▼

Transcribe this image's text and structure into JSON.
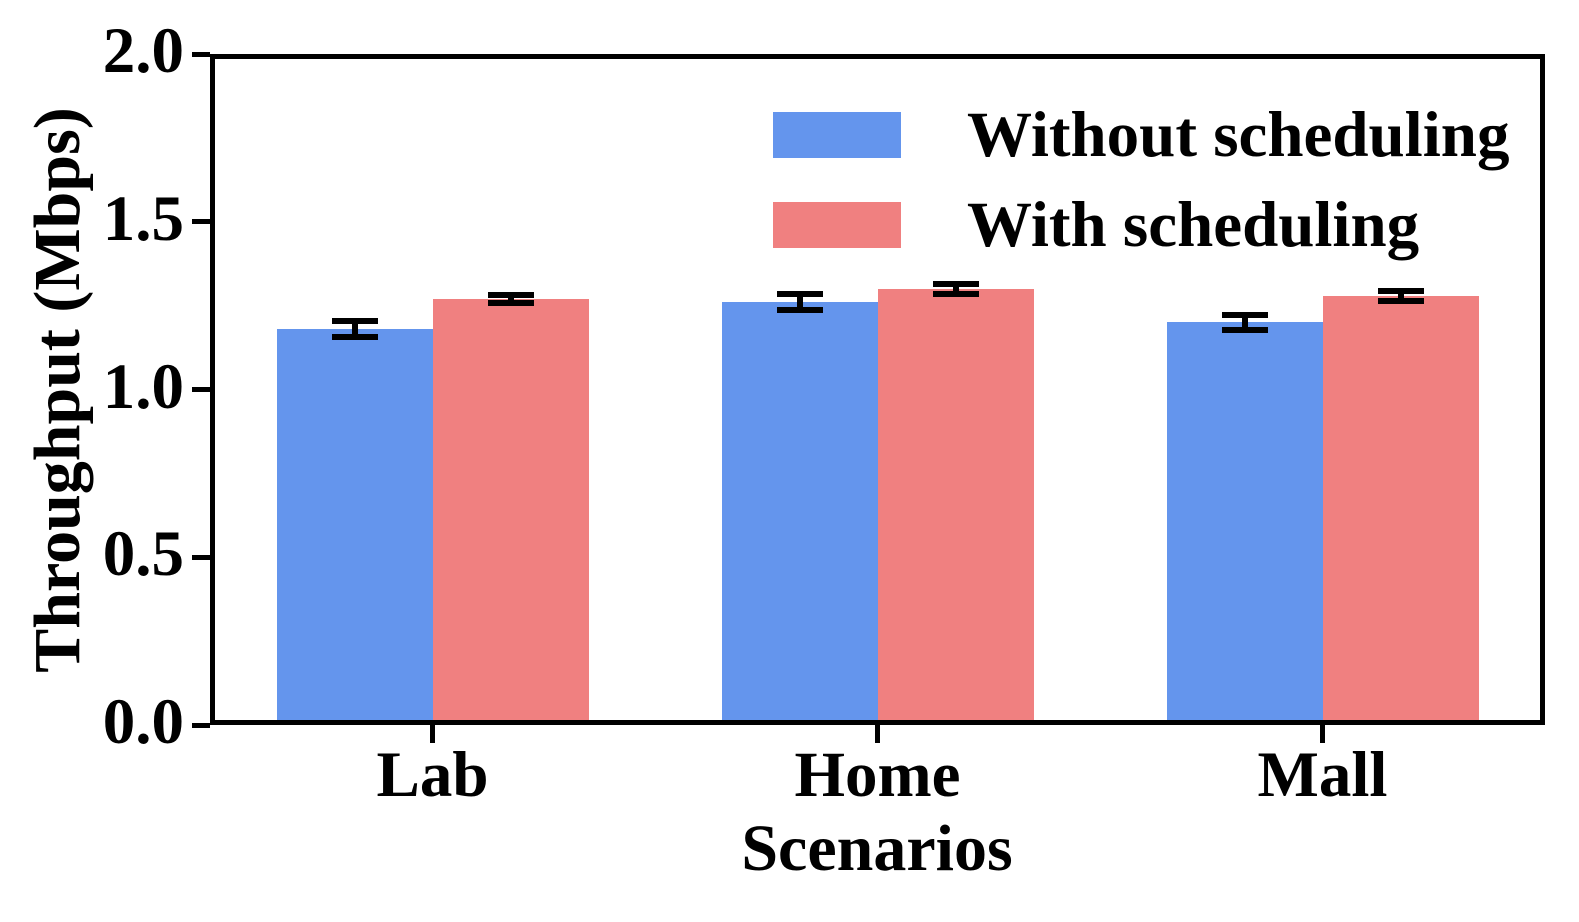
{
  "chart_data": {
    "type": "bar",
    "title": "",
    "xlabel": "Scenarios",
    "ylabel": "Throughput (Mbps)",
    "categories": [
      "Lab",
      "Home",
      "Mall"
    ],
    "series": [
      {
        "name": "Without scheduling",
        "color": "#6495ED",
        "values": [
          1.18,
          1.26,
          1.2
        ],
        "errors": [
          0.025,
          0.024,
          0.023
        ]
      },
      {
        "name": "With scheduling",
        "color": "#F08080",
        "values": [
          1.27,
          1.3,
          1.28
        ],
        "errors": [
          0.013,
          0.014,
          0.015
        ]
      }
    ],
    "ylim": [
      0.0,
      2.0
    ],
    "yticks": [
      0.0,
      0.5,
      1.0,
      1.5,
      2.0
    ],
    "ytick_labels": [
      "0.0",
      "0.5",
      "1.0",
      "1.5",
      "2.0"
    ],
    "grid": false,
    "legend_position": "upper-right",
    "error_bar_color": "#000000",
    "background_color": "#ffffff"
  }
}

▲

**Task instructions**:
Where does the word "scheduling" appear in the listing? List each line that holds it.

**Output for this exercise**:
        "name": "Without scheduling",
        "name": "With scheduling",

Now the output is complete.